Extract:
============================================================
The second session was an interesting take on use of the Livescribe pen. At first it seemed as if the study, done by Hickman and Monaghan, seemed a bit of a waste of the livescribe pen. Emphasis was put on the audio recording facilities.
Luckily, as I could have expected, they did more with the pen. The pens were used to record student work while ‘thinking aloud’ and these materials (a sort of screencasts of what was written) were used for a combination of stimulated recall and task-based interviews (e.g. Goldin, 1997). Hickman showed some discourse by primary students that was recorded with the pen. It was nice to see student work being ‘constructed’ instead of just having static scans of their work. It also was nice that we could try out the pen ourselves. I did think more can be done with even the older generation of pens. For example, Dragon Naturally Speaking does doe a decent job of transcribing voice, just as long as it is trained to recognize it. It will certainly cut the amount of time you need for transcribing an hours worth of audio.
============================================================
Data excerpt:
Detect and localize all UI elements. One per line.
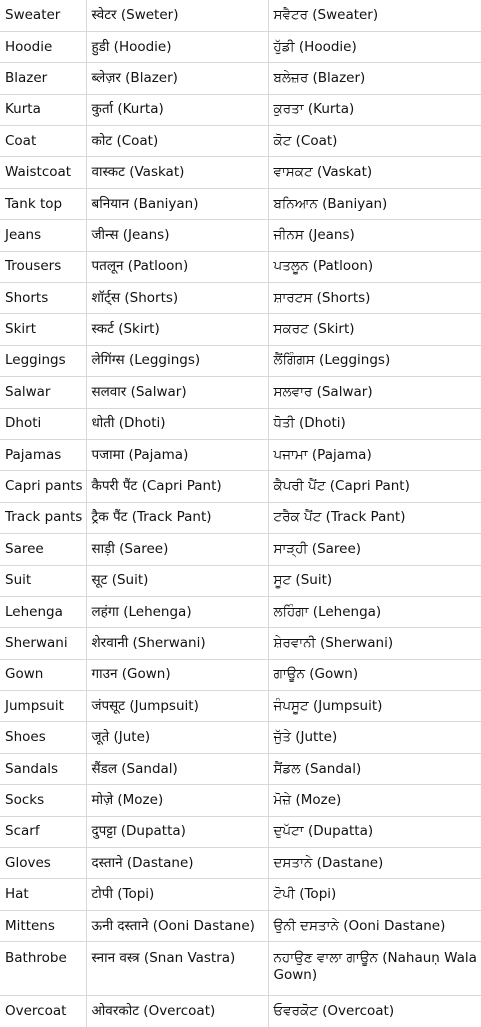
============================================================
Carry on the Livescribe pen post from its last sentence. The listing has no connection to the Livescribe pen post.

Another application to use would be Myscript, from the same company that brings a great online equation recognizer. The latest version of the pen also boasts Wifi and Evernote integration, so it looks interesting. It will certainly be worthwhile to check out this for our SKE+ group. A follow-up discussion could be whether these devices will eventually become obsolete if tablet technology with styli, like the Galaxy Note, takes off.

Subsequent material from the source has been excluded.